Task inputs

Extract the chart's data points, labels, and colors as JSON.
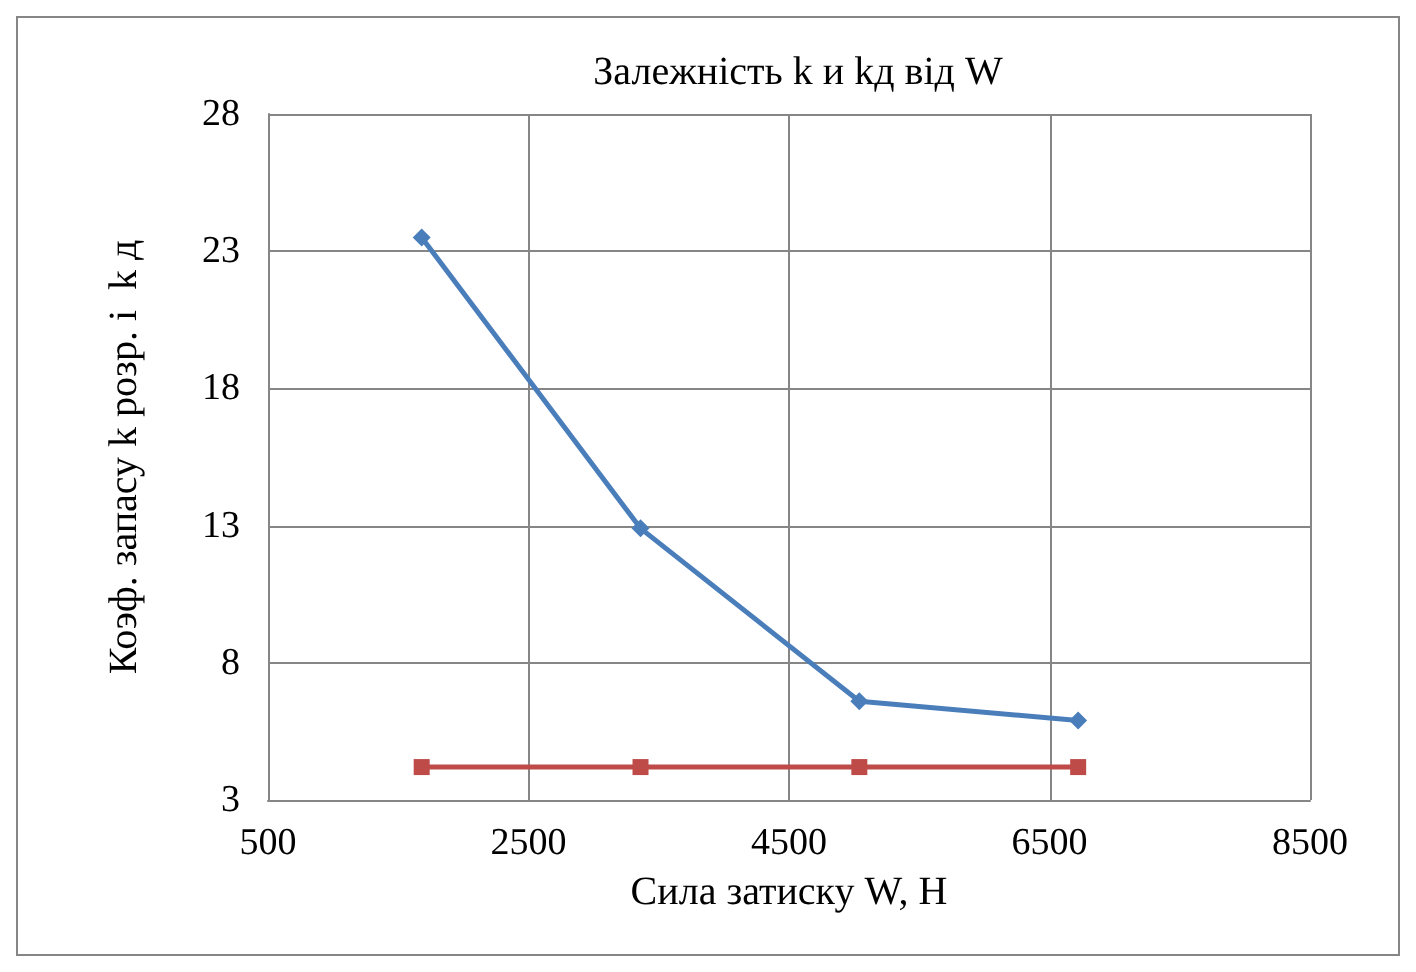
{
  "chart_data": {
    "type": "line",
    "title": "Залежність k и kд від W",
    "xlabel": "Сила затиску W, Н",
    "ylabel": "Коэф. запасу k розр. і  k д",
    "x": [
      1680,
      3360,
      5040,
      6720
    ],
    "series": [
      {
        "color": "#4a7ebb",
        "marker": "diamond",
        "values": [
          23.5,
          12.9,
          6.6,
          5.9
        ]
      },
      {
        "color": "#be4b48",
        "marker": "square",
        "values": [
          4.2,
          4.2,
          4.2,
          4.2
        ]
      }
    ],
    "xlim": [
      500,
      8500
    ],
    "xticks": [
      500,
      2500,
      4500,
      6500,
      8500
    ],
    "ylim": [
      3,
      28
    ],
    "yticks": [
      3,
      8,
      13,
      18,
      23,
      28
    ],
    "grid": true,
    "line_style": "solid"
  }
}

Work required
Print out every entry above without changing a word, and leave out the pictures.

Task output
Extract the chart's data points, labels, and colors as JSON.
{
  "chart_data": {
    "type": "line",
    "title": "Залежність k и kд від W",
    "xlabel": "Сила затиску W, Н",
    "ylabel": "Коэф. запасу k розр. і  k д",
    "x": [
      1680,
      3360,
      5040,
      6720
    ],
    "series": [
      {
        "color": "#4a7ebb",
        "marker": "diamond",
        "values": [
          23.5,
          12.9,
          6.6,
          5.9
        ]
      },
      {
        "color": "#be4b48",
        "marker": "square",
        "values": [
          4.2,
          4.2,
          4.2,
          4.2
        ]
      }
    ],
    "xlim": [
      500,
      8500
    ],
    "xticks": [
      500,
      2500,
      4500,
      6500,
      8500
    ],
    "ylim": [
      3,
      28
    ],
    "yticks": [
      3,
      8,
      13,
      18,
      23,
      28
    ],
    "grid": true,
    "line_style": "solid"
  }
}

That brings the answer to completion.